*Task prompt*
Copy out every line containing the word "Width".

#### Records provided

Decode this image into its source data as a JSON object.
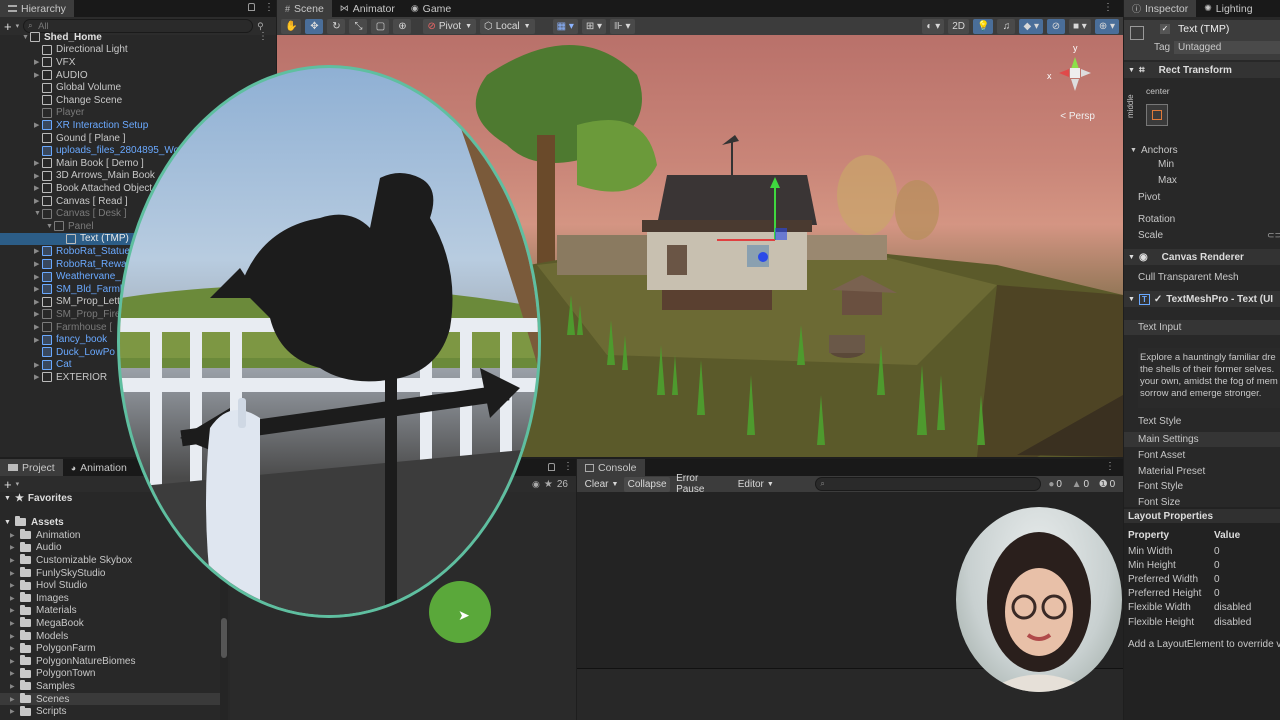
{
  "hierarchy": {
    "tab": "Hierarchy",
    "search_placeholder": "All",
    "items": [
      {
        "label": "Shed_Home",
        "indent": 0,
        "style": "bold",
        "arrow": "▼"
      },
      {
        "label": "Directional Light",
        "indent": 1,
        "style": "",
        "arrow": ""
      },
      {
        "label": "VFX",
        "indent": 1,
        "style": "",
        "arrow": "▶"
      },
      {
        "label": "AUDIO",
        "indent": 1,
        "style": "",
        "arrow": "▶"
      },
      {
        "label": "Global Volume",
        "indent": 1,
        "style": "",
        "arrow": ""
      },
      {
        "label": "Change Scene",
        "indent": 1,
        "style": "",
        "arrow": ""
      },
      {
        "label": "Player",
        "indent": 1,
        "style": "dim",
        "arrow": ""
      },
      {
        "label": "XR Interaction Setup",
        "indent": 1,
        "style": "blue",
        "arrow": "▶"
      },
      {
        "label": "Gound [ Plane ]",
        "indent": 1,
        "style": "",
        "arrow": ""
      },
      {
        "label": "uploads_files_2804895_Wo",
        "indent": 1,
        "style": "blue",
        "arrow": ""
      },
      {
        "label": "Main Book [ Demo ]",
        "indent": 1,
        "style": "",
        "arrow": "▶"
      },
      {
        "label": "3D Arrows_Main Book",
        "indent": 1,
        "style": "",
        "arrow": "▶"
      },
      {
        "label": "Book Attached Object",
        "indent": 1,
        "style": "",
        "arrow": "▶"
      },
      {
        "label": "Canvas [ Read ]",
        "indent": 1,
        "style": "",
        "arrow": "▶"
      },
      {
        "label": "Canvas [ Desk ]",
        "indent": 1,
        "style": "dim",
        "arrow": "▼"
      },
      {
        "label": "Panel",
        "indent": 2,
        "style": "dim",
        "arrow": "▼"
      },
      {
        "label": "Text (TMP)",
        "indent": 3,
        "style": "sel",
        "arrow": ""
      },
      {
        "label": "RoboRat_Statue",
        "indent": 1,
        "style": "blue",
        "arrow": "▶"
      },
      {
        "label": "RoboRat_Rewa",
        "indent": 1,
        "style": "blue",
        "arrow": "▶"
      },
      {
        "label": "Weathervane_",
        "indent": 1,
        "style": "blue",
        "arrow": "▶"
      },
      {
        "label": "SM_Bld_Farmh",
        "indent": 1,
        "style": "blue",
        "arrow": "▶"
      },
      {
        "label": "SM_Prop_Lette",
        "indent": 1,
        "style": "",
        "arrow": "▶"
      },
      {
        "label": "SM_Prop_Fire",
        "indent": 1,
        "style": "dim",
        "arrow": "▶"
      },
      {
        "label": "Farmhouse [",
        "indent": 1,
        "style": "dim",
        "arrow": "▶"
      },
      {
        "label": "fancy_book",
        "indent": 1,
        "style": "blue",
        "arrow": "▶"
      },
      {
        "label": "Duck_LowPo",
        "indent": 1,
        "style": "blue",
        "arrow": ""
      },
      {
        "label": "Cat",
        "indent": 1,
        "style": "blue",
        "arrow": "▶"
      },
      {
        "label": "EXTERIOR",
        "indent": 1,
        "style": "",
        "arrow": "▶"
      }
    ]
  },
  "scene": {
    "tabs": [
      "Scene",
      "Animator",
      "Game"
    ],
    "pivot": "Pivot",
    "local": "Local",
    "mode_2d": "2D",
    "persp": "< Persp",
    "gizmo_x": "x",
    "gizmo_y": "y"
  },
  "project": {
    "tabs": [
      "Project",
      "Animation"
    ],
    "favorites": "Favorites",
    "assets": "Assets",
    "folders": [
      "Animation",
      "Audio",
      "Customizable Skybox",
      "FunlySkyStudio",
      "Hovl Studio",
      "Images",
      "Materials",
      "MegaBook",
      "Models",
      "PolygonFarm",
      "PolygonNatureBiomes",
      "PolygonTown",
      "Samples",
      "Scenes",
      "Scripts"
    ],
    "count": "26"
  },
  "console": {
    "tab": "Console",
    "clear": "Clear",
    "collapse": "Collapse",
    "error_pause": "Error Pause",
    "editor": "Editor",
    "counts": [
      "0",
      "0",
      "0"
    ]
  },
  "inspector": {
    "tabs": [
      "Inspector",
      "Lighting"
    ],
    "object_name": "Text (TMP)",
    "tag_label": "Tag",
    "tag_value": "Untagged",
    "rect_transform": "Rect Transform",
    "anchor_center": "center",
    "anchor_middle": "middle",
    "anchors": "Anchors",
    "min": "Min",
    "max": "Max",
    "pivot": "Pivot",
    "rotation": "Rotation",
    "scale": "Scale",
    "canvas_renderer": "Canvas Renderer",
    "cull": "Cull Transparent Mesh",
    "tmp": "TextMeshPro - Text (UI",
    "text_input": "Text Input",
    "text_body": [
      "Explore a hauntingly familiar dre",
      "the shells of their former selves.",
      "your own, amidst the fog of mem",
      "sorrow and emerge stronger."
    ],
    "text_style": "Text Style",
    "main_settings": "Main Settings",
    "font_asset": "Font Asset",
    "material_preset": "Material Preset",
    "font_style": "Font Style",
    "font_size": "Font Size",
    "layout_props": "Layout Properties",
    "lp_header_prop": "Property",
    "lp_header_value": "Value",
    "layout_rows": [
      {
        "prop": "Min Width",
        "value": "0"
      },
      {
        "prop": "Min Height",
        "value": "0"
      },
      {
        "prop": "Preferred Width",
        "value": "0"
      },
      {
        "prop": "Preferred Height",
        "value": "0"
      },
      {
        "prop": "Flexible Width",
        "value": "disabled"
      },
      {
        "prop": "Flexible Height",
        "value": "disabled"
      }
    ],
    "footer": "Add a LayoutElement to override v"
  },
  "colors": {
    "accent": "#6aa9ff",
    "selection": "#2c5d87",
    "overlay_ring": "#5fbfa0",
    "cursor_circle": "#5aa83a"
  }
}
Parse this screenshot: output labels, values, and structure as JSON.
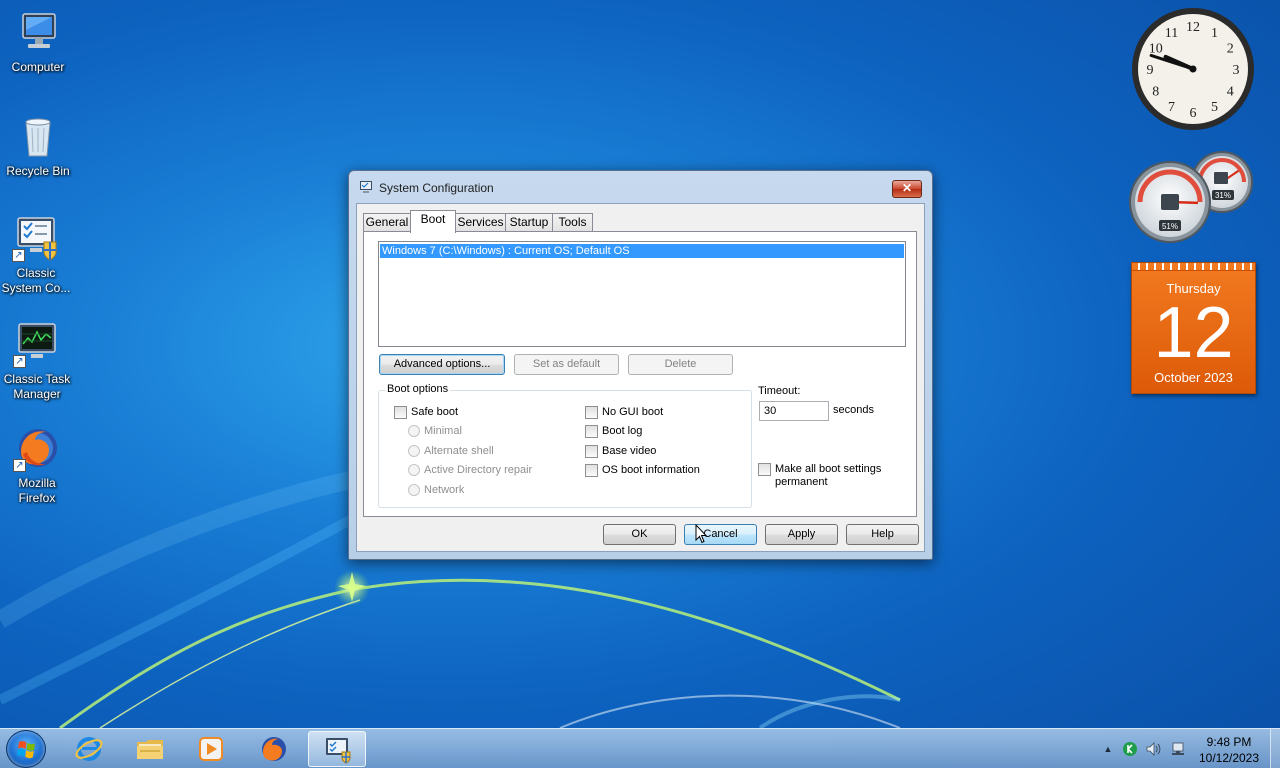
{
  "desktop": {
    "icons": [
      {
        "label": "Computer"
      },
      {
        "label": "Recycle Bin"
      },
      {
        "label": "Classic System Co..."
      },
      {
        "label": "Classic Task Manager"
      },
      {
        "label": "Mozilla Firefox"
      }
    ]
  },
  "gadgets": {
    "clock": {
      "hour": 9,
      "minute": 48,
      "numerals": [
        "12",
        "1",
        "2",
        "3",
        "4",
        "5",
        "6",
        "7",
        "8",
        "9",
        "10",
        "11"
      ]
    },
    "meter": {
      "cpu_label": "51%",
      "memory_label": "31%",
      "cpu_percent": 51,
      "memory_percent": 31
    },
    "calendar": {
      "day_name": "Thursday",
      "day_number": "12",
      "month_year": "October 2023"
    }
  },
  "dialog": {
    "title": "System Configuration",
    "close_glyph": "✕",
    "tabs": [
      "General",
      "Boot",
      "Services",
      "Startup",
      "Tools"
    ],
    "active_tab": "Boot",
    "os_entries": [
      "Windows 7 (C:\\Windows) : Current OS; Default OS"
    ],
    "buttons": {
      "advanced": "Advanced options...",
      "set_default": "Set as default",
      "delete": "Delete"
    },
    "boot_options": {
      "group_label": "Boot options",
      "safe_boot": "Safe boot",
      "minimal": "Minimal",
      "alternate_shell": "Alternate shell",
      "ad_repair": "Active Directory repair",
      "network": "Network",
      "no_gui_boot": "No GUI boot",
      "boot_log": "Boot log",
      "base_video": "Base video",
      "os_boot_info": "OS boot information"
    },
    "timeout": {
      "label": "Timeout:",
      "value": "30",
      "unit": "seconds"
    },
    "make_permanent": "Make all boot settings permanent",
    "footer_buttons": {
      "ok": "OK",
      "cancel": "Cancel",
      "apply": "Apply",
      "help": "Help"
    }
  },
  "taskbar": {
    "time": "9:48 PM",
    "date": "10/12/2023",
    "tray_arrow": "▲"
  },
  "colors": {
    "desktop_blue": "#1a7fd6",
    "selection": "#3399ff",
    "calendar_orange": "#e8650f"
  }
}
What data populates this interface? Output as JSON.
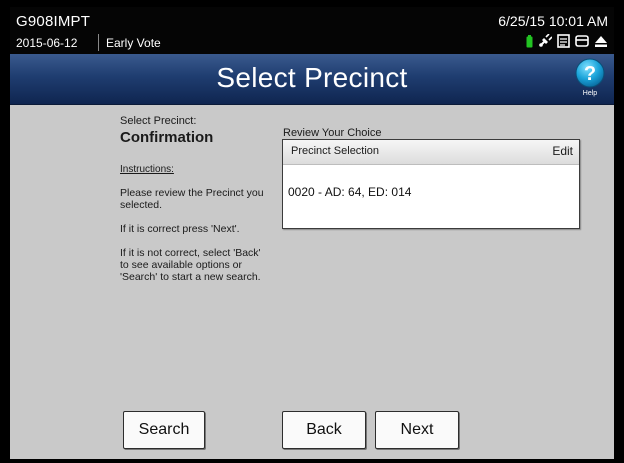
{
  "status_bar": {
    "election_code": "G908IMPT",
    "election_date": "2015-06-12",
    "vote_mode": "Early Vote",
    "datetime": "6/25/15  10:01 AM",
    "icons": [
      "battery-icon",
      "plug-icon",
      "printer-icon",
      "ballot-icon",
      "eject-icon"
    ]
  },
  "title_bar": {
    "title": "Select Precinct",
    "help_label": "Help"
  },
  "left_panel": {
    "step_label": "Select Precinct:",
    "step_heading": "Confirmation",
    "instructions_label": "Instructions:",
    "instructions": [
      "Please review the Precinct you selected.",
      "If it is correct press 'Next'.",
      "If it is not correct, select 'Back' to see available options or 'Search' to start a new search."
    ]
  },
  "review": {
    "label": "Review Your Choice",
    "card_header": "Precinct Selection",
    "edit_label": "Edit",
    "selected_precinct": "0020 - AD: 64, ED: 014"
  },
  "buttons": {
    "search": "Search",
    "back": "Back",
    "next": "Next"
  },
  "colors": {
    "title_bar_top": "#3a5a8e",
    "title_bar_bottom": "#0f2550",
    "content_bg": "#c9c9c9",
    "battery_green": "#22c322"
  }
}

########

*Expected answer*
        "prop": "Min Width",
        "prop": "Preferred Width",
        "prop": "Flexible Width",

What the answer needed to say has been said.